- **Excerpted data**:

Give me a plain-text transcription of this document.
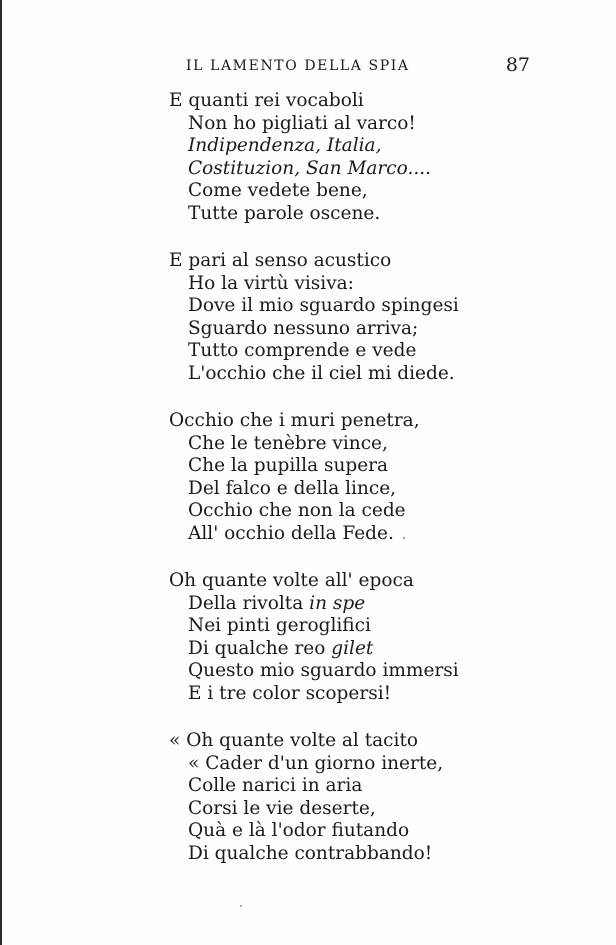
IL LAMENTO DELLA SPIA	87
E quanti rei vocaboli
Non ho pigliati al varco!
Indipendenza, Italia,
Costituzion, San Marco....
Come vedete bene,
Tutte parole oscene.
E pari al senso acustico
Ho la virtù visiva:
Dove il mio sguardo spingesi
Sguardo nessuno arriva;
Tutto comprende e vede
L'occhio che il ciel mi diede.
Occhio che i muri penetra,
Che le tenèbre vince,
Che la pupilla supera
Del falco e della lince,
Occhio che non la cede
All' occhio della Fede.
Oh quante volte all' epoca
Della rivolta in spe
Nei pinti geroglifici
Di qualche reo gilet
Questo mio sguardo immersi
E i tre color scopersi!
« Oh quante volte al tacito
« Cader d'un giorno inerte,
Colle narici in aria
Corsi le vie deserte,
Quà e là l'odor fiutando
Di qualche contrabbando!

- **Given task**: Leave every image out, and retype the material exactly.

- **Answer to this problem**:
Give me a plain-text transcription of this document.
IL LAMENTO DELLA SPIA	87
E quanti rei vocaboli
Non ho pigliati al varco!
Indipendenza, Italia,
Costituzion, San Marco....
Come vedete bene,
Tutte parole oscene.
E pari al senso acustico
Ho la virtù visiva:
Dove il mio sguardo spingesi
Sguardo nessuno arriva;
Tutto comprende e vede
L'occhio che il ciel mi diede.
Occhio che i muri penetra,
Che le tenèbre vince,
Che la pupilla supera
Del falco e della lince,
Occhio che non la cede
All' occhio della Fede.
Oh quante volte all' epoca
Della rivolta in spe
Nei pinti geroglifici
Di qualche reo gilet
Questo mio sguardo immersi
E i tre color scopersi!
« Oh quante volte al tacito
« Cader d'un giorno inerte,
Colle narici in aria
Corsi le vie deserte,
Quà e là l'odor fiutando
Di qualche contrabbando!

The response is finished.